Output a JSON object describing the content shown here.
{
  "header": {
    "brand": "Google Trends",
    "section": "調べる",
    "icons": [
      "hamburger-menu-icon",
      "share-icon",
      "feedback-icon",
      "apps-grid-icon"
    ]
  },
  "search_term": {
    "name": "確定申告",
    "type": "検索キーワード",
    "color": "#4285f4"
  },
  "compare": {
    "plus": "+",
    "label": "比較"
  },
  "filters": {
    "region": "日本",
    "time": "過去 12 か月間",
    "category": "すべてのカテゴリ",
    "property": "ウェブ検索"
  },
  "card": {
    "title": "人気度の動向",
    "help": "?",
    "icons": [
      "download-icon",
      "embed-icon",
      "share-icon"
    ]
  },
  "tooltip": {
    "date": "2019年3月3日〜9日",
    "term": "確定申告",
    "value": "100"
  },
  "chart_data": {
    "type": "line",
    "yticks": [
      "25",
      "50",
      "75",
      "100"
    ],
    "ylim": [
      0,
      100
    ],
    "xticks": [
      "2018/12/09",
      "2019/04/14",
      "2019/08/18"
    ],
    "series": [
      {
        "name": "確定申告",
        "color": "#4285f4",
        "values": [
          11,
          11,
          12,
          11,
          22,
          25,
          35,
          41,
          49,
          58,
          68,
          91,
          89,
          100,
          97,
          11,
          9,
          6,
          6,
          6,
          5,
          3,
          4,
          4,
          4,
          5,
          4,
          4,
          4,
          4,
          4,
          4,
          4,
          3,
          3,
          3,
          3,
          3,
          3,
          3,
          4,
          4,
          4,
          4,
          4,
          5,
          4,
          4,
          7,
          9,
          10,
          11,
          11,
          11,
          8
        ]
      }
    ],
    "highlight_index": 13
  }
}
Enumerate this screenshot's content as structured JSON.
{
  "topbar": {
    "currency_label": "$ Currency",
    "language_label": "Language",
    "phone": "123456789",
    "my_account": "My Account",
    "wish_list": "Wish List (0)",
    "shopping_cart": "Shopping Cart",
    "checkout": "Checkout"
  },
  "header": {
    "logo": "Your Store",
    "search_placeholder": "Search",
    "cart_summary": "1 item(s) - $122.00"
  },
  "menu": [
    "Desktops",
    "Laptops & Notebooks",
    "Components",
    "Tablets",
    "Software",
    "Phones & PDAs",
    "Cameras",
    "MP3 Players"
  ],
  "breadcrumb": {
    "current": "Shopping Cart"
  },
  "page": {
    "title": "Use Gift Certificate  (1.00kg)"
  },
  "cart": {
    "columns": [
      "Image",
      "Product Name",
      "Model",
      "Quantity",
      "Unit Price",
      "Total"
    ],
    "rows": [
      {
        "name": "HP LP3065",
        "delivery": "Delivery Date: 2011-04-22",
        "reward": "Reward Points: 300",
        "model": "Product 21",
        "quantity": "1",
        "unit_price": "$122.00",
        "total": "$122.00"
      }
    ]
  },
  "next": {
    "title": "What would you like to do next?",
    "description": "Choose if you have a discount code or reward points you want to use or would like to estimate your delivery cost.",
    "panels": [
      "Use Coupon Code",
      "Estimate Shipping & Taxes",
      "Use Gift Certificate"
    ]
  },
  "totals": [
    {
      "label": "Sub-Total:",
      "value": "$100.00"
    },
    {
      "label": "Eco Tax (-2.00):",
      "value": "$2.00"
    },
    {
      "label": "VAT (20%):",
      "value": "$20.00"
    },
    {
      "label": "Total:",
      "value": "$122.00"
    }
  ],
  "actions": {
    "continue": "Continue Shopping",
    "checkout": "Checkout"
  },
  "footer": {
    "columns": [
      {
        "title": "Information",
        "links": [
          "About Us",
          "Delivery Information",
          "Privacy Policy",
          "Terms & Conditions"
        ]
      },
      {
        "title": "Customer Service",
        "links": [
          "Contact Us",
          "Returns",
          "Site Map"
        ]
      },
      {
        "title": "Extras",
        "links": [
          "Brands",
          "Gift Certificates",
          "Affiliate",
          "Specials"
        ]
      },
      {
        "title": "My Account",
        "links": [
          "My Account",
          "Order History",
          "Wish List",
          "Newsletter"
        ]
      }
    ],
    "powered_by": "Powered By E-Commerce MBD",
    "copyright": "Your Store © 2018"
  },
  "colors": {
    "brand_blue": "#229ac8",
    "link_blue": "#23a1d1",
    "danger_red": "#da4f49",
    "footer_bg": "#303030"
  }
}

▶ Problem details
Which lines of the data include "Information"? Copy each of them.

▶ Complete output
        "title": "Information",
          "Delivery Information",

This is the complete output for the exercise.